Stated task: Search the material below for the string "this" and list each line that holds it.

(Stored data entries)
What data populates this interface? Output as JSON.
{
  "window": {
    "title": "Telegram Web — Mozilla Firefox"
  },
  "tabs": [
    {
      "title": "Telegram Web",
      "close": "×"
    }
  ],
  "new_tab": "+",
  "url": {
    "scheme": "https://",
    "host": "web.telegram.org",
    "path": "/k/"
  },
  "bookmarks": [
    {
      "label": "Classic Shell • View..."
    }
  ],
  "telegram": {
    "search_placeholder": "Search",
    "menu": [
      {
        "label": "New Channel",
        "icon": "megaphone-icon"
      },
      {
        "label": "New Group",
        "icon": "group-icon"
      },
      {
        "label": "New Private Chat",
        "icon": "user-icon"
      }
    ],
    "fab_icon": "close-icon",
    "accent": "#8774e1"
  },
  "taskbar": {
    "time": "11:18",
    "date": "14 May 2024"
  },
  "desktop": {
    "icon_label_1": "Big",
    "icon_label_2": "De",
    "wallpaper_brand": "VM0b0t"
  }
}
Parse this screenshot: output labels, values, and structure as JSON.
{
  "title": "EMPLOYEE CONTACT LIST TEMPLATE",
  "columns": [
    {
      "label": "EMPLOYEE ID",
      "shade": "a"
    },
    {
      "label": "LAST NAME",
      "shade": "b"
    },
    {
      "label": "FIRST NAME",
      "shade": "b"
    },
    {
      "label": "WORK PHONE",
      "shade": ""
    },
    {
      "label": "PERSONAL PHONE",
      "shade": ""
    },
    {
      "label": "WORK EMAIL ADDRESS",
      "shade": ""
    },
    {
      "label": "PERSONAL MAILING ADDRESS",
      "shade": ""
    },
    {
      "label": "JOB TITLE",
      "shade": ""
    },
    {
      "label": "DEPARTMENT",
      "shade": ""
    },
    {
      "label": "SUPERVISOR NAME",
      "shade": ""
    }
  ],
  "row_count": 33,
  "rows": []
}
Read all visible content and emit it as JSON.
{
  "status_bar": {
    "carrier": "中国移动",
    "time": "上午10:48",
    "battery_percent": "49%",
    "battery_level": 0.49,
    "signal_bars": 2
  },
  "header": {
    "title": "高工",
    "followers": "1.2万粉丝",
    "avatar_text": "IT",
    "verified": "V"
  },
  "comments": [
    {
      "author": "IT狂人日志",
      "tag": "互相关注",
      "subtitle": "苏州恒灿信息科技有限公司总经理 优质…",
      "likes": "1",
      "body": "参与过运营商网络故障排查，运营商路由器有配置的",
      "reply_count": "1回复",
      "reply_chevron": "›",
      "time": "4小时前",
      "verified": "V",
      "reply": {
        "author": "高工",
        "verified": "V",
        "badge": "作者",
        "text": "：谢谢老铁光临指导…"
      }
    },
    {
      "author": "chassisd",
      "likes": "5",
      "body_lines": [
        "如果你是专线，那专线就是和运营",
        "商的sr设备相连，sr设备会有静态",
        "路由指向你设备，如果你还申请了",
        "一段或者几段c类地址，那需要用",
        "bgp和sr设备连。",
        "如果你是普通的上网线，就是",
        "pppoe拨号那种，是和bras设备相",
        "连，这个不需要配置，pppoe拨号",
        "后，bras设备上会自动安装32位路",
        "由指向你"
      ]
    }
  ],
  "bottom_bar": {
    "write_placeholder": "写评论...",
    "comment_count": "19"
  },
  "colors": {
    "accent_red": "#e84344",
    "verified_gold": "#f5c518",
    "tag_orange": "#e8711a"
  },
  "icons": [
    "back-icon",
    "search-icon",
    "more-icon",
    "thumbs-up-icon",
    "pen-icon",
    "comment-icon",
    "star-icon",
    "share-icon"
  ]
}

Task output:
What data populates this interface? Output as JSON.
Parse this screenshot: output labels, values, and structure as JSON.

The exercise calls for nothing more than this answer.